■ **Aim of the exercise**:
Where does the string "Labor" appear? Copy every line of the entries below that holds it.

# The input start

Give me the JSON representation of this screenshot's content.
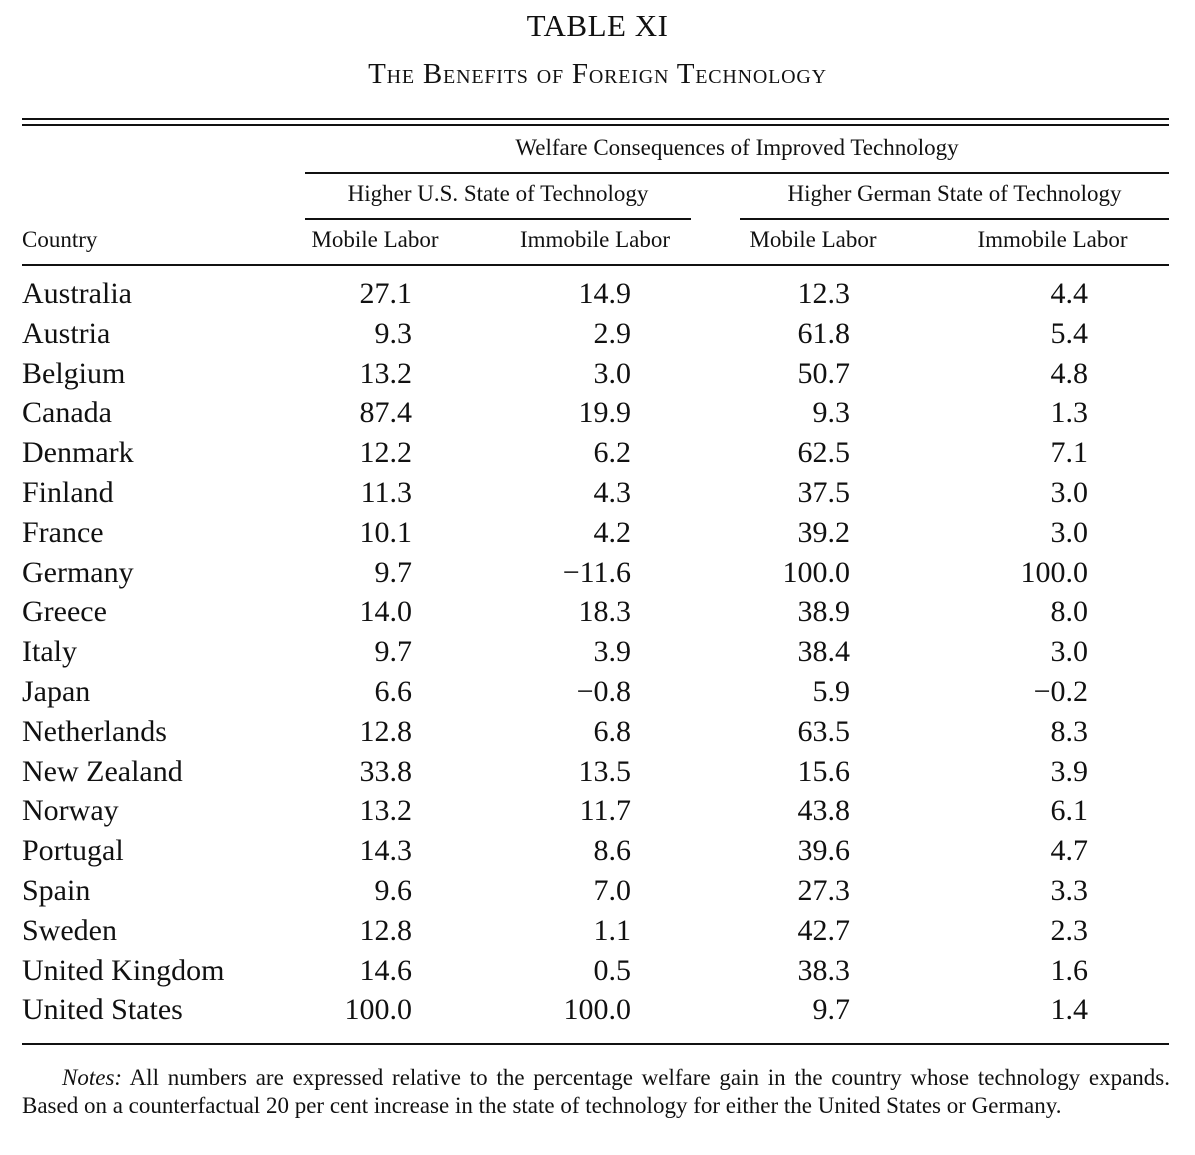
{
  "table": {
    "title": "TABLE XI",
    "subtitle": "The Benefits of Foreign Technology",
    "spanner": "Welfare Consequences of Improved Technology",
    "groups": [
      "Higher U.S. State of Technology",
      "Higher German State of Technology"
    ],
    "columns": [
      "Country",
      "Mobile Labor",
      "Immobile Labor",
      "Mobile Labor",
      "Immobile Labor"
    ],
    "rows": [
      {
        "country": "Australia",
        "values": [
          "27.1",
          "14.9",
          "12.3",
          "4.4"
        ]
      },
      {
        "country": "Austria",
        "values": [
          "9.3",
          "2.9",
          "61.8",
          "5.4"
        ]
      },
      {
        "country": "Belgium",
        "values": [
          "13.2",
          "3.0",
          "50.7",
          "4.8"
        ]
      },
      {
        "country": "Canada",
        "values": [
          "87.4",
          "19.9",
          "9.3",
          "1.3"
        ]
      },
      {
        "country": "Denmark",
        "values": [
          "12.2",
          "6.2",
          "62.5",
          "7.1"
        ]
      },
      {
        "country": "Finland",
        "values": [
          "11.3",
          "4.3",
          "37.5",
          "3.0"
        ]
      },
      {
        "country": "France",
        "values": [
          "10.1",
          "4.2",
          "39.2",
          "3.0"
        ]
      },
      {
        "country": "Germany",
        "values": [
          "9.7",
          "−11.6",
          "100.0",
          "100.0"
        ]
      },
      {
        "country": "Greece",
        "values": [
          "14.0",
          "18.3",
          "38.9",
          "8.0"
        ]
      },
      {
        "country": "Italy",
        "values": [
          "9.7",
          "3.9",
          "38.4",
          "3.0"
        ]
      },
      {
        "country": "Japan",
        "values": [
          "6.6",
          "−0.8",
          "5.9",
          "−0.2"
        ]
      },
      {
        "country": "Netherlands",
        "values": [
          "12.8",
          "6.8",
          "63.5",
          "8.3"
        ]
      },
      {
        "country": "New Zealand",
        "values": [
          "33.8",
          "13.5",
          "15.6",
          "3.9"
        ]
      },
      {
        "country": "Norway",
        "values": [
          "13.2",
          "11.7",
          "43.8",
          "6.1"
        ]
      },
      {
        "country": "Portugal",
        "values": [
          "14.3",
          "8.6",
          "39.6",
          "4.7"
        ]
      },
      {
        "country": "Spain",
        "values": [
          "9.6",
          "7.0",
          "27.3",
          "3.3"
        ]
      },
      {
        "country": "Sweden",
        "values": [
          "12.8",
          "1.1",
          "42.7",
          "2.3"
        ]
      },
      {
        "country": "United Kingdom",
        "values": [
          "14.6",
          "0.5",
          "38.3",
          "1.6"
        ]
      },
      {
        "country": "United States",
        "values": [
          "100.0",
          "100.0",
          "9.7",
          "1.4"
        ]
      }
    ],
    "notes_label": "Notes:",
    "notes_text": " All numbers are expressed relative to the percentage welfare gain in the country whose technology expands. Based on a counterfactual 20 per cent increase in the state of technology for either the United States or Germany."
  }
}
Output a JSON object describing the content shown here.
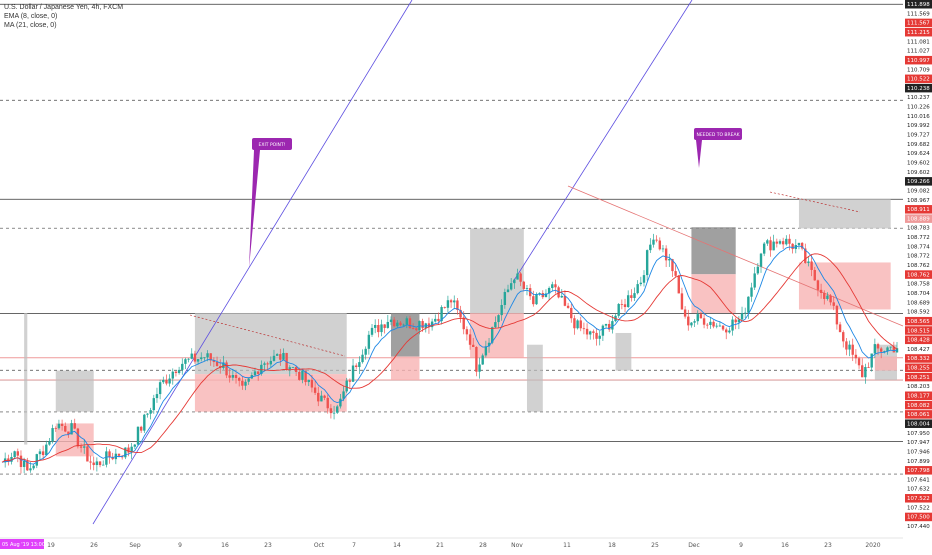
{
  "legend": {
    "symbol": "U.S. Dollar / Japanese Yen, 4h, FXCM",
    "ema": "EMA (8, close, 0)",
    "ma": "MA (21, close, 0)"
  },
  "colors": {
    "bull": "#26a69a",
    "bear": "#ef5350",
    "ema": "#1e88e5",
    "ma": "#e53935",
    "trendline": "#5c4de0",
    "downtrend": "#e57373",
    "grey_zone": "#bdbdbd",
    "pink_zone": "#f8b3b3",
    "note_bg": "#9c27b0",
    "price_red": "#e53935",
    "date_highlight": "#e040fb"
  },
  "annotations": [
    "EXIT POINT!",
    "NEEDED TO BREAK"
  ],
  "date_highlight": "05 Aug '19  13:00",
  "chart_data": {
    "type": "candlestick",
    "title": "U.S. Dollar / Japanese Yen, 4h, FXCM",
    "ylim": [
      107.44,
      111.9
    ],
    "x_ticks": [
      "19",
      "26",
      "Sep",
      "9",
      "16",
      "23",
      "Oct",
      "7",
      "14",
      "21",
      "28",
      "Nov",
      "11",
      "18",
      "25",
      "Dec",
      "9",
      "16",
      "23",
      "2020"
    ],
    "y_ticks": [
      {
        "label": "111.898",
        "style": "dark"
      },
      {
        "label": "111.569",
        "style": "plain"
      },
      {
        "label": "111.567",
        "style": "red"
      },
      {
        "label": "111.215",
        "style": "red"
      },
      {
        "label": "111.081",
        "style": "plain"
      },
      {
        "label": "111.027",
        "style": "plain"
      },
      {
        "label": "110.997",
        "style": "red"
      },
      {
        "label": "110.709",
        "style": "plain"
      },
      {
        "label": "110.522",
        "style": "red"
      },
      {
        "label": "110.238",
        "style": "dark"
      },
      {
        "label": "110.237",
        "style": "plain"
      },
      {
        "label": "110.226",
        "style": "plain"
      },
      {
        "label": "110.016",
        "style": "plain"
      },
      {
        "label": "109.992",
        "style": "plain"
      },
      {
        "label": "109.727",
        "style": "plain"
      },
      {
        "label": "109.682",
        "style": "plain"
      },
      {
        "label": "109.624",
        "style": "plain"
      },
      {
        "label": "109.602",
        "style": "plain"
      },
      {
        "label": "109.602",
        "style": "plain"
      },
      {
        "label": "109.266",
        "style": "dark"
      },
      {
        "label": "109.082",
        "style": "plain"
      },
      {
        "label": "108.967",
        "style": "plain"
      },
      {
        "label": "108.911",
        "style": "red"
      },
      {
        "label": "108.889",
        "style": "pink"
      },
      {
        "label": "108.783",
        "style": "plain"
      },
      {
        "label": "108.772",
        "style": "plain"
      },
      {
        "label": "108.774",
        "style": "plain"
      },
      {
        "label": "108.772",
        "style": "plain"
      },
      {
        "label": "108.762",
        "style": "plain"
      },
      {
        "label": "108.762",
        "style": "red"
      },
      {
        "label": "108.758",
        "style": "plain"
      },
      {
        "label": "108.704",
        "style": "plain"
      },
      {
        "label": "108.689",
        "style": "plain"
      },
      {
        "label": "108.592",
        "style": "plain"
      },
      {
        "label": "108.565",
        "style": "red"
      },
      {
        "label": "108.515",
        "style": "red"
      },
      {
        "label": "108.428",
        "style": "red"
      },
      {
        "label": "108.427",
        "style": "plain"
      },
      {
        "label": "108.332",
        "style": "red"
      },
      {
        "label": "108.255",
        "style": "red"
      },
      {
        "label": "108.251",
        "style": "red"
      },
      {
        "label": "108.203",
        "style": "plain"
      },
      {
        "label": "108.177",
        "style": "red"
      },
      {
        "label": "108.082",
        "style": "red"
      },
      {
        "label": "108.061",
        "style": "red"
      },
      {
        "label": "108.004",
        "style": "dark"
      },
      {
        "label": "107.950",
        "style": "plain"
      },
      {
        "label": "107.947",
        "style": "plain"
      },
      {
        "label": "107.946",
        "style": "plain"
      },
      {
        "label": "107.899",
        "style": "plain"
      },
      {
        "label": "107.798",
        "style": "red"
      },
      {
        "label": "107.641",
        "style": "plain"
      },
      {
        "label": "107.632",
        "style": "plain"
      },
      {
        "label": "107.522",
        "style": "red"
      },
      {
        "label": "107.522",
        "style": "plain"
      },
      {
        "label": "107.500",
        "style": "red"
      },
      {
        "label": "107.440",
        "style": "plain"
      }
    ],
    "price_levels_solid": [
      111.898,
      110.238,
      109.266,
      108.7,
      108.177
    ],
    "price_levels_dashed": [
      111.081,
      109.992,
      108.783,
      108.428,
      107.899
    ],
    "price_levels_red": [
      108.7,
      108.889
    ],
    "anchors": [
      [
        0,
        108.0
      ],
      [
        4,
        108.1
      ],
      [
        8,
        107.92
      ],
      [
        14,
        108.15
      ],
      [
        17,
        108.33
      ],
      [
        22,
        108.28
      ],
      [
        26,
        108.08
      ],
      [
        29,
        107.97
      ],
      [
        34,
        108.05
      ],
      [
        40,
        108.1
      ],
      [
        44,
        108.3
      ],
      [
        50,
        108.65
      ],
      [
        56,
        108.84
      ],
      [
        64,
        108.9
      ],
      [
        70,
        108.82
      ],
      [
        76,
        108.6
      ],
      [
        82,
        108.85
      ],
      [
        88,
        108.9
      ],
      [
        94,
        108.75
      ],
      [
        102,
        108.5
      ],
      [
        106,
        108.45
      ],
      [
        112,
        108.85
      ],
      [
        116,
        109.08
      ],
      [
        122,
        109.22
      ],
      [
        130,
        109.18
      ],
      [
        136,
        109.2
      ],
      [
        142,
        109.38
      ],
      [
        148,
        109.05
      ],
      [
        150,
        108.82
      ],
      [
        156,
        109.2
      ],
      [
        162,
        109.6
      ],
      [
        168,
        109.35
      ],
      [
        174,
        109.48
      ],
      [
        182,
        109.15
      ],
      [
        188,
        109.05
      ],
      [
        194,
        109.25
      ],
      [
        202,
        109.55
      ],
      [
        206,
        109.95
      ],
      [
        212,
        109.65
      ],
      [
        216,
        109.2
      ],
      [
        222,
        109.22
      ],
      [
        228,
        109.15
      ],
      [
        234,
        109.22
      ],
      [
        240,
        109.82
      ],
      [
        246,
        109.9
      ],
      [
        252,
        109.82
      ],
      [
        256,
        109.6
      ],
      [
        262,
        109.35
      ],
      [
        266,
        109.05
      ],
      [
        272,
        108.75
      ],
      [
        276,
        108.95
      ],
      [
        282,
        108.98
      ]
    ],
    "ema_period": 8,
    "ma_period": 21
  }
}
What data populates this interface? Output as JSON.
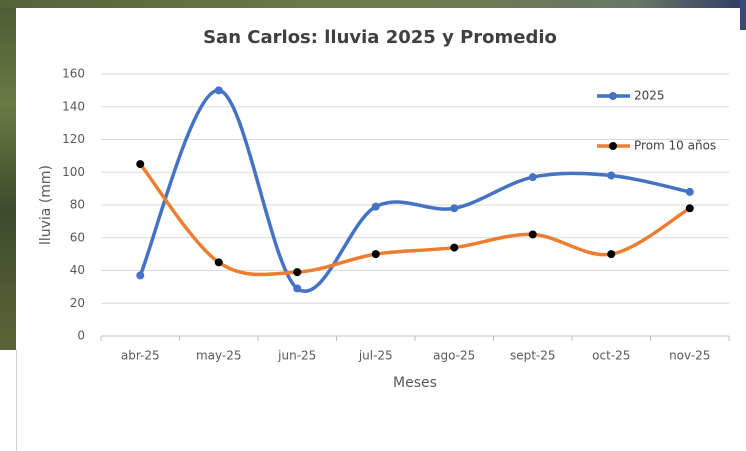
{
  "chart_data": {
    "type": "line",
    "title": "San Carlos:  lluvia 2025 y Promedio",
    "x_label": "Meses",
    "y_label": "lluvia (mm)",
    "categories": [
      "abr-25",
      "may-25",
      "jun-25",
      "jul-25",
      "ago-25",
      "sept-25",
      "oct-25",
      "nov-25"
    ],
    "series": [
      {
        "name": "2025",
        "color": "#4472c4",
        "marker_color": "#4472c4",
        "values": [
          37,
          150,
          29,
          79,
          78,
          97,
          98,
          88
        ]
      },
      {
        "name": "Prom 10 años",
        "color": "#ed7d31",
        "marker_color": "#000000",
        "values": [
          105,
          45,
          39,
          50,
          54,
          62,
          50,
          78
        ]
      }
    ],
    "ylim": [
      0,
      160
    ],
    "yticks": [
      0,
      20,
      40,
      60,
      80,
      100,
      120,
      140,
      160
    ],
    "grid": true,
    "smooth": true,
    "legend": "right"
  }
}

# The input end

■ **The reply**:
      "Mobile Labor",
      "Immobile Labor",
      "Mobile Labor",
      "Immobile Labor"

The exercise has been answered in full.